* **EXERCISE AIM**
Answer with one number: how many lines hold "color".

* **RECORDS FOR PROCESSING**
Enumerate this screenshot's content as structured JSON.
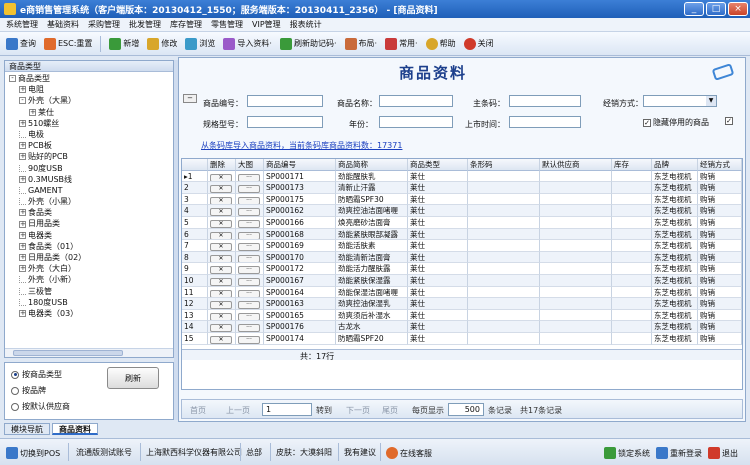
{
  "window": {
    "title": "e商销售管理系统（客户端版本：20130412_1550；服务端版本：20130411_2356） - [商品资料]",
    "minimize": "_",
    "maximize": "□",
    "close": "×"
  },
  "menu": [
    "系统管理",
    "基础资料",
    "采购管理",
    "批发管理",
    "库存管理",
    "零售管理",
    "VIP管理",
    "报表统计"
  ],
  "toolbar": [
    {
      "label": "查询",
      "icon": "search-icon",
      "color": "#3a78c9"
    },
    {
      "label": "ESC:重置",
      "icon": "reset-icon",
      "color": "#e06a2b"
    },
    {
      "label": "新增",
      "icon": "add-icon",
      "color": "#3a9a3a"
    },
    {
      "label": "修改",
      "icon": "edit-icon",
      "color": "#d8a62a"
    },
    {
      "label": "浏览",
      "icon": "browse-icon",
      "color": "#3a9ac9"
    },
    {
      "label": "导入资料·",
      "icon": "import-icon",
      "color": "#9a5ac9"
    },
    {
      "label": "刷新助记码·",
      "icon": "refresh-code-icon",
      "color": "#3a9a3a"
    },
    {
      "label": "布局·",
      "icon": "layout-icon",
      "color": "#c96a3a"
    },
    {
      "label": "常用·",
      "icon": "favorite-icon",
      "color": "#c93a3a"
    },
    {
      "label": "帮助",
      "icon": "help-icon",
      "color": "#d8a62a"
    },
    {
      "label": "关闭",
      "icon": "close-icon",
      "color": "#d03a2a"
    }
  ],
  "left_panel": {
    "header": "商品类型",
    "tree": [
      {
        "label": "商品类型",
        "level": 0,
        "expander": "-"
      },
      {
        "label": "电阻",
        "level": 1,
        "expander": "+"
      },
      {
        "label": "外壳（大黑）",
        "level": 1,
        "expander": "-"
      },
      {
        "label": "莱仕",
        "level": 2,
        "expander": "+"
      },
      {
        "label": "510螺丝",
        "level": 1,
        "expander": "+"
      },
      {
        "label": "电极",
        "level": 1,
        "expander": ""
      },
      {
        "label": "PCB板",
        "level": 1,
        "expander": "+"
      },
      {
        "label": "贴好的PCB",
        "level": 1,
        "expander": "+"
      },
      {
        "label": "90度USB",
        "level": 1,
        "expander": ""
      },
      {
        "label": "0.3MUSB线",
        "level": 1,
        "expander": "+"
      },
      {
        "label": "GAMENT",
        "level": 1,
        "expander": ""
      },
      {
        "label": "外壳（小黑）",
        "level": 1,
        "expander": ""
      },
      {
        "label": "食品类",
        "level": 1,
        "expander": "+"
      },
      {
        "label": "日用品类",
        "level": 1,
        "expander": "+"
      },
      {
        "label": "电器类",
        "level": 1,
        "expander": "+"
      },
      {
        "label": "食品类（01）",
        "level": 1,
        "expander": "+"
      },
      {
        "label": "日用品类（02）",
        "level": 1,
        "expander": "+"
      },
      {
        "label": "外壳（大白）",
        "level": 1,
        "expander": "+"
      },
      {
        "label": "外壳（小新）",
        "level": 1,
        "expander": ""
      },
      {
        "label": "三极管",
        "level": 1,
        "expander": ""
      },
      {
        "label": "180度USB",
        "level": 1,
        "expander": ""
      },
      {
        "label": "电器类（03）",
        "level": 1,
        "expander": "+"
      }
    ],
    "radios": [
      {
        "label": "按商品类型",
        "checked": true
      },
      {
        "label": "按品牌",
        "checked": false
      },
      {
        "label": "按默认供应商",
        "checked": false
      }
    ],
    "refresh_button": "刷新"
  },
  "main": {
    "title": "商品资料",
    "collapse": "−",
    "filters": {
      "code_label": "商品编号：",
      "name_label": "商品名称：",
      "barcode_label": "主条码：",
      "manage_label": "经销方式：",
      "spec_label": "规格型号：",
      "year_label": "年份：",
      "market_label": "上市时间：",
      "hide_disabled": "隐藏停用的商品",
      "hide_disabled_checked": "✓",
      "extra_check": "",
      "extra_checked": "✓"
    },
    "import_link": "从条码库导入商品资料，当前条码库商品资料数：17371",
    "columns": [
      "",
      "删除",
      "大图",
      "商品编号",
      "商品简称",
      "商品类型",
      "条形码",
      "默认供应商",
      "库存",
      "品牌",
      "经销方式"
    ],
    "delete_btn": "✕",
    "image_btn": "···",
    "rows": [
      {
        "no": "▸1",
        "code": "SP000171",
        "name": "劲能醒肤乳",
        "type": "莱仕",
        "barcode": "",
        "supplier": "",
        "stock": "",
        "brand": "东芝电视机",
        "mode": "购销"
      },
      {
        "no": "2",
        "code": "SP000173",
        "name": "清新止汗露",
        "type": "莱仕",
        "barcode": "",
        "supplier": "",
        "stock": "",
        "brand": "东芝电视机",
        "mode": "购销"
      },
      {
        "no": "3",
        "code": "SP000175",
        "name": "防晒霜SPF30",
        "type": "莱仕",
        "barcode": "",
        "supplier": "",
        "stock": "",
        "brand": "东芝电视机",
        "mode": "购销"
      },
      {
        "no": "4",
        "code": "SP000162",
        "name": "劲爽控油洁面啫喱",
        "type": "莱仕",
        "barcode": "",
        "supplier": "",
        "stock": "",
        "brand": "东芝电视机",
        "mode": "购销"
      },
      {
        "no": "5",
        "code": "SP000166",
        "name": "焕亮磨砂洁面膏",
        "type": "莱仕",
        "barcode": "",
        "supplier": "",
        "stock": "",
        "brand": "东芝电视机",
        "mode": "购销"
      },
      {
        "no": "6",
        "code": "SP000168",
        "name": "劲能紧肤眼部凝露",
        "type": "莱仕",
        "barcode": "",
        "supplier": "",
        "stock": "",
        "brand": "东芝电视机",
        "mode": "购销"
      },
      {
        "no": "7",
        "code": "SP000169",
        "name": "劲能活肤素",
        "type": "莱仕",
        "barcode": "",
        "supplier": "",
        "stock": "",
        "brand": "东芝电视机",
        "mode": "购销"
      },
      {
        "no": "8",
        "code": "SP000170",
        "name": "劲能清新洁面膏",
        "type": "莱仕",
        "barcode": "",
        "supplier": "",
        "stock": "",
        "brand": "东芝电视机",
        "mode": "购销"
      },
      {
        "no": "9",
        "code": "SP000172",
        "name": "劲能活力醒肤露",
        "type": "莱仕",
        "barcode": "",
        "supplier": "",
        "stock": "",
        "brand": "东芝电视机",
        "mode": "购销"
      },
      {
        "no": "10",
        "code": "SP000167",
        "name": "劲能紧肤保湿露",
        "type": "莱仕",
        "barcode": "",
        "supplier": "",
        "stock": "",
        "brand": "东芝电视机",
        "mode": "购销"
      },
      {
        "no": "11",
        "code": "SP000164",
        "name": "劲能保湿洁面啫喱",
        "type": "莱仕",
        "barcode": "",
        "supplier": "",
        "stock": "",
        "brand": "东芝电视机",
        "mode": "购销"
      },
      {
        "no": "12",
        "code": "SP000163",
        "name": "劲爽控油保湿乳",
        "type": "莱仕",
        "barcode": "",
        "supplier": "",
        "stock": "",
        "brand": "东芝电视机",
        "mode": "购销"
      },
      {
        "no": "13",
        "code": "SP000165",
        "name": "劲爽须后补湿水",
        "type": "莱仕",
        "barcode": "",
        "supplier": "",
        "stock": "",
        "brand": "东芝电视机",
        "mode": "购销"
      },
      {
        "no": "14",
        "code": "SP000176",
        "name": "古龙水",
        "type": "莱仕",
        "barcode": "",
        "supplier": "",
        "stock": "",
        "brand": "东芝电视机",
        "mode": "购销"
      },
      {
        "no": "15",
        "code": "SP000174",
        "name": "防晒霜SPF20",
        "type": "莱仕",
        "barcode": "",
        "supplier": "",
        "stock": "",
        "brand": "东芝电视机",
        "mode": "购销"
      }
    ],
    "footer_total": "共：17行",
    "pager": {
      "first": "首页",
      "prev": "上一页",
      "page": "1",
      "goto": "转到",
      "next": "下一页",
      "last": "尾页",
      "per_page_label": "每页显示",
      "per_page": "500",
      "per_page_unit": "条记录",
      "total": "共17条记录"
    }
  },
  "bottom_tabs": [
    "模块导航",
    "商品资料"
  ],
  "statusbar": {
    "switch_pos": "切换到POS",
    "company": "流通版测试账号",
    "org": "上海默西科学仪器有限公司",
    "dept": "总部",
    "skin": "皮肤：大漠斜阳",
    "suggest": "我有建议",
    "online_service": "在线客服",
    "lock": "锁定系统",
    "relogin": "重新登录",
    "exit": "退出"
  }
}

* **WRITTEN REPLY**
11